* _DATA PROVIDED_:
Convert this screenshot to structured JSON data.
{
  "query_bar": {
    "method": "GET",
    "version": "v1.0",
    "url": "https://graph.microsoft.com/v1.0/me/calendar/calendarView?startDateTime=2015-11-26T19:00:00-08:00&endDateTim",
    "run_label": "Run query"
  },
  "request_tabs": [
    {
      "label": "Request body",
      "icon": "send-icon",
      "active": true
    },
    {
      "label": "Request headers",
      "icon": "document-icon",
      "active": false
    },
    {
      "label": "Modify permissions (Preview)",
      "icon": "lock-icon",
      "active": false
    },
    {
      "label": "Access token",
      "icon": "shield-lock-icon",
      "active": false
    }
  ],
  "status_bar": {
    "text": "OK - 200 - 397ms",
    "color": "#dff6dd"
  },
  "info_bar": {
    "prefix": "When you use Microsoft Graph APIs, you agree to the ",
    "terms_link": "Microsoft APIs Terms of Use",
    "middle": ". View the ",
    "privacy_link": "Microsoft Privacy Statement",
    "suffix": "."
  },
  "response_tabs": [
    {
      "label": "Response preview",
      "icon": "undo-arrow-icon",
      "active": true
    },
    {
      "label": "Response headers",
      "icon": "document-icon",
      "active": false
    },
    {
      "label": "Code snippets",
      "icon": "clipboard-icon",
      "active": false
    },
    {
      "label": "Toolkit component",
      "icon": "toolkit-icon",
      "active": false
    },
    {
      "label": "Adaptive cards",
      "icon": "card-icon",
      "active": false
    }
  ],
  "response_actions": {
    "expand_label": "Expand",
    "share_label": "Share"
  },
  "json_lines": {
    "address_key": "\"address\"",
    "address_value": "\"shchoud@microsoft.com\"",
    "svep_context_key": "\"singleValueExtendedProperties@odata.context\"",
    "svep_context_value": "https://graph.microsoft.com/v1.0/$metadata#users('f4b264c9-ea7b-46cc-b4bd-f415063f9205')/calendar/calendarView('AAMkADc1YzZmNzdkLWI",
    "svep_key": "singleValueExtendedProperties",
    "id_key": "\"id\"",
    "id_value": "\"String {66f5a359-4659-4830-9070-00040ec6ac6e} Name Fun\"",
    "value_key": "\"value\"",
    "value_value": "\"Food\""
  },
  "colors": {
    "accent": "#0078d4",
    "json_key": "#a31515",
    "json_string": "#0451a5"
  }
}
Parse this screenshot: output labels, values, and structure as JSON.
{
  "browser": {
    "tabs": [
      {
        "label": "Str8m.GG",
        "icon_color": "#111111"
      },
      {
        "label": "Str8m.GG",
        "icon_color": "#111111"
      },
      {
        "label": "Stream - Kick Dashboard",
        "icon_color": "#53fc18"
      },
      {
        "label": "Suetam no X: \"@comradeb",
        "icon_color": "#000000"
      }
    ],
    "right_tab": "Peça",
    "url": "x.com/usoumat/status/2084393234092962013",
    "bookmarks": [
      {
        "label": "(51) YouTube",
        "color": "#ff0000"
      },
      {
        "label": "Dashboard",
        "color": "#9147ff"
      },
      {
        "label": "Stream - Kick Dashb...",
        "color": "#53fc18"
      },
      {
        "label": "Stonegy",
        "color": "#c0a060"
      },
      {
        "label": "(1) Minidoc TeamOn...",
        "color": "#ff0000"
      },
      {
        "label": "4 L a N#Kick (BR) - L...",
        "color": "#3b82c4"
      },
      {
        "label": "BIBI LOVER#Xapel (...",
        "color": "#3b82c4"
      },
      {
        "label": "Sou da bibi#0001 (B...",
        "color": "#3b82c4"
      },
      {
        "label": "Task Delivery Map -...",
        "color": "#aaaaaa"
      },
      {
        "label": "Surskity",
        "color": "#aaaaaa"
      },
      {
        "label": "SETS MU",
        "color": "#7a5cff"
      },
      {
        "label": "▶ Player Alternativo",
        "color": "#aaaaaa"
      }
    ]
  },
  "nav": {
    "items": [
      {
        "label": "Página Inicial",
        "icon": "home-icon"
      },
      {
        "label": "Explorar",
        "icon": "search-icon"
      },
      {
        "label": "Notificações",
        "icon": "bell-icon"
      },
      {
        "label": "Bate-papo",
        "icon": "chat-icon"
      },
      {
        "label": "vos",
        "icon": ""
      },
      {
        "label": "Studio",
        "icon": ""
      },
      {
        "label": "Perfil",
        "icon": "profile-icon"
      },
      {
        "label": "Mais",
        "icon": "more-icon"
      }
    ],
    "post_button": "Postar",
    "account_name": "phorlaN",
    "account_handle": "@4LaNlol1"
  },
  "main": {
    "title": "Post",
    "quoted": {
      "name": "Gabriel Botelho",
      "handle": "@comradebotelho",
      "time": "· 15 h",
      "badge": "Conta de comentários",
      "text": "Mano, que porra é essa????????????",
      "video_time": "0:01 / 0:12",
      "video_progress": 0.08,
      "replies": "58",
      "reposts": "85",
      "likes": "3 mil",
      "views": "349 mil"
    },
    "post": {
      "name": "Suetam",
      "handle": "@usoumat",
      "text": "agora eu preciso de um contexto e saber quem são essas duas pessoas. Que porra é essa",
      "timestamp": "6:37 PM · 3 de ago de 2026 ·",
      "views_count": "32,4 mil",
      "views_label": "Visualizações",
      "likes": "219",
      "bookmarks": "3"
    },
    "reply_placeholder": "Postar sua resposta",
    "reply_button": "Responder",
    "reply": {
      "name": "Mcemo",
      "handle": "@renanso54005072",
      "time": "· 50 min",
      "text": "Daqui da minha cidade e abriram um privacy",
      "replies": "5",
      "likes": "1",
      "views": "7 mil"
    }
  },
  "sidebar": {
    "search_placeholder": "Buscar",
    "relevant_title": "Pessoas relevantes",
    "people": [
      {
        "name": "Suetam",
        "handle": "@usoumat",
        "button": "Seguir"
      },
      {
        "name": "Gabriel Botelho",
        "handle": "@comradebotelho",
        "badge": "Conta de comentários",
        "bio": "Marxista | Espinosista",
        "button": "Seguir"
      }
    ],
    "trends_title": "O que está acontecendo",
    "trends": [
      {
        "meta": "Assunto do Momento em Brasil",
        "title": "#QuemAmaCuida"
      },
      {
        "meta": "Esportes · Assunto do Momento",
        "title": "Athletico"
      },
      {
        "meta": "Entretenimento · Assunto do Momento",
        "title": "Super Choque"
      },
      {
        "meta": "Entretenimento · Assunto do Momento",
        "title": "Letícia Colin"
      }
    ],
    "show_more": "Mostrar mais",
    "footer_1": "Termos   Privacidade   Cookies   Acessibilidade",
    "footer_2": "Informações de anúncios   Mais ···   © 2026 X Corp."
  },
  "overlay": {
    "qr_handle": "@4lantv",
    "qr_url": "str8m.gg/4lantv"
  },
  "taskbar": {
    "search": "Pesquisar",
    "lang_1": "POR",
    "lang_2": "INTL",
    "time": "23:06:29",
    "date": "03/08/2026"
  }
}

* _TASK DIRECTIONS_:
Word for word, quote all of the data above.

* _EXERCISE RESPONSE_:
Convert this screenshot to structured JSON data.
{
  "query_bar": {
    "method": "GET",
    "version": "v1.0",
    "url": "https://graph.microsoft.com/v1.0/me/calendar/calendarView?startDateTime=2015-11-26T19:00:00-08:00&endDateTim",
    "run_label": "Run query"
  },
  "request_tabs": [
    {
      "label": "Request body",
      "icon": "send-icon",
      "active": true
    },
    {
      "label": "Request headers",
      "icon": "document-icon",
      "active": false
    },
    {
      "label": "Modify permissions (Preview)",
      "icon": "lock-icon",
      "active": false
    },
    {
      "label": "Access token",
      "icon": "shield-lock-icon",
      "active": false
    }
  ],
  "status_bar": {
    "text": "OK - 200 - 397ms",
    "color": "#dff6dd"
  },
  "info_bar": {
    "prefix": "When you use Microsoft Graph APIs, you agree to the ",
    "terms_link": "Microsoft APIs Terms of Use",
    "middle": ". View the ",
    "privacy_link": "Microsoft Privacy Statement",
    "suffix": "."
  },
  "response_tabs": [
    {
      "label": "Response preview",
      "icon": "undo-arrow-icon",
      "active": true
    },
    {
      "label": "Response headers",
      "icon": "document-icon",
      "active": false
    },
    {
      "label": "Code snippets",
      "icon": "clipboard-icon",
      "active": false
    },
    {
      "label": "Toolkit component",
      "icon": "toolkit-icon",
      "active": false
    },
    {
      "label": "Adaptive cards",
      "icon": "card-icon",
      "active": false
    }
  ],
  "response_actions": {
    "expand_label": "Expand",
    "share_label": "Share"
  },
  "json_lines": {
    "address_key": "\"address\"",
    "address_value": "\"shchoud@microsoft.com\"",
    "svep_context_key": "\"singleValueExtendedProperties@odata.context\"",
    "svep_context_value": "https://graph.microsoft.com/v1.0/$metadata#users('f4b264c9-ea7b-46cc-b4bd-f415063f9205')/calendar/calendarView('AAMkADc1YzZmNzdkLWI",
    "svep_key": "singleValueExtendedProperties",
    "id_key": "\"id\"",
    "id_value": "\"String {66f5a359-4659-4830-9070-00040ec6ac6e} Name Fun\"",
    "value_key": "\"value\"",
    "value_value": "\"Food\""
  },
  "colors": {
    "accent": "#0078d4",
    "json_key": "#a31515",
    "json_string": "#0451a5"
  }
}
Parse this screenshot: output labels, values, and structure as JSON.
{
  "browser": {
    "tabs": [
      {
        "label": "Str8m.GG",
        "icon_color": "#111111"
      },
      {
        "label": "Str8m.GG",
        "icon_color": "#111111"
      },
      {
        "label": "Stream - Kick Dashboard",
        "icon_color": "#53fc18"
      },
      {
        "label": "Suetam no X: \"@comradeb",
        "icon_color": "#000000"
      }
    ],
    "right_tab": "Peça",
    "url": "x.com/usoumat/status/2084393234092962013",
    "bookmarks": [
      {
        "label": "(51) YouTube",
        "color": "#ff0000"
      },
      {
        "label": "Dashboard",
        "color": "#9147ff"
      },
      {
        "label": "Stream - Kick Dashb...",
        "color": "#53fc18"
      },
      {
        "label": "Stonegy",
        "color": "#c0a060"
      },
      {
        "label": "(1) Minidoc TeamOn...",
        "color": "#ff0000"
      },
      {
        "label": "4 L a N#Kick (BR) - L...",
        "color": "#3b82c4"
      },
      {
        "label": "BIBI LOVER#Xapel (...",
        "color": "#3b82c4"
      },
      {
        "label": "Sou da bibi#0001 (B...",
        "color": "#3b82c4"
      },
      {
        "label": "Task Delivery Map -...",
        "color": "#aaaaaa"
      },
      {
        "label": "Surskity",
        "color": "#aaaaaa"
      },
      {
        "label": "SETS MU",
        "color": "#7a5cff"
      },
      {
        "label": "▶ Player Alternativo",
        "color": "#aaaaaa"
      }
    ]
  },
  "nav": {
    "items": [
      {
        "label": "Página Inicial",
        "icon": "home-icon"
      },
      {
        "label": "Explorar",
        "icon": "search-icon"
      },
      {
        "label": "Notificações",
        "icon": "bell-icon"
      },
      {
        "label": "Bate-papo",
        "icon": "chat-icon"
      },
      {
        "label": "vos",
        "icon": ""
      },
      {
        "label": "Studio",
        "icon": ""
      },
      {
        "label": "Perfil",
        "icon": "profile-icon"
      },
      {
        "label": "Mais",
        "icon": "more-icon"
      }
    ],
    "post_button": "Postar",
    "account_name": "phorlaN",
    "account_handle": "@4LaNlol1"
  },
  "main": {
    "title": "Post",
    "quoted": {
      "name": "Gabriel Botelho",
      "handle": "@comradebotelho",
      "time": "· 15 h",
      "badge": "Conta de comentários",
      "text": "Mano, que porra é essa????????????",
      "video_time": "0:01 / 0:12",
      "video_progress": 0.08,
      "replies": "58",
      "reposts": "85",
      "likes": "3 mil",
      "views": "349 mil"
    },
    "post": {
      "name": "Suetam",
      "handle": "@usoumat",
      "text": "agora eu preciso de um contexto e saber quem são essas duas pessoas. Que porra é essa",
      "timestamp": "6:37 PM · 3 de ago de 2026 ·",
      "views_count": "32,4 mil",
      "views_label": "Visualizações",
      "likes": "219",
      "bookmarks": "3"
    },
    "reply_placeholder": "Postar sua resposta",
    "reply_button": "Responder",
    "reply": {
      "name": "Mcemo",
      "handle": "@renanso54005072",
      "time": "· 50 min",
      "text": "Daqui da minha cidade e abriram um privacy",
      "replies": "5",
      "likes": "1",
      "views": "7 mil"
    }
  },
  "sidebar": {
    "search_placeholder": "Buscar",
    "relevant_title": "Pessoas relevantes",
    "people": [
      {
        "name": "Suetam",
        "handle": "@usoumat",
        "button": "Seguir"
      },
      {
        "name": "Gabriel Botelho",
        "handle": "@comradebotelho",
        "badge": "Conta de comentários",
        "bio": "Marxista | Espinosista",
        "button": "Seguir"
      }
    ],
    "trends_title": "O que está acontecendo",
    "trends": [
      {
        "meta": "Assunto do Momento em Brasil",
        "title": "#QuemAmaCuida"
      },
      {
        "meta": "Esportes · Assunto do Momento",
        "title": "Athletico"
      },
      {
        "meta": "Entretenimento · Assunto do Momento",
        "title": "Super Choque"
      },
      {
        "meta": "Entretenimento · Assunto do Momento",
        "title": "Letícia Colin"
      }
    ],
    "show_more": "Mostrar mais",
    "footer_1": "Termos   Privacidade   Cookies   Acessibilidade",
    "footer_2": "Informações de anúncios   Mais ···   © 2026 X Corp."
  },
  "overlay": {
    "qr_handle": "@4lantv",
    "qr_url": "str8m.gg/4lantv"
  },
  "taskbar": {
    "search": "Pesquisar",
    "lang_1": "POR",
    "lang_2": "INTL",
    "time": "23:06:29",
    "date": "03/08/2026"
  }
}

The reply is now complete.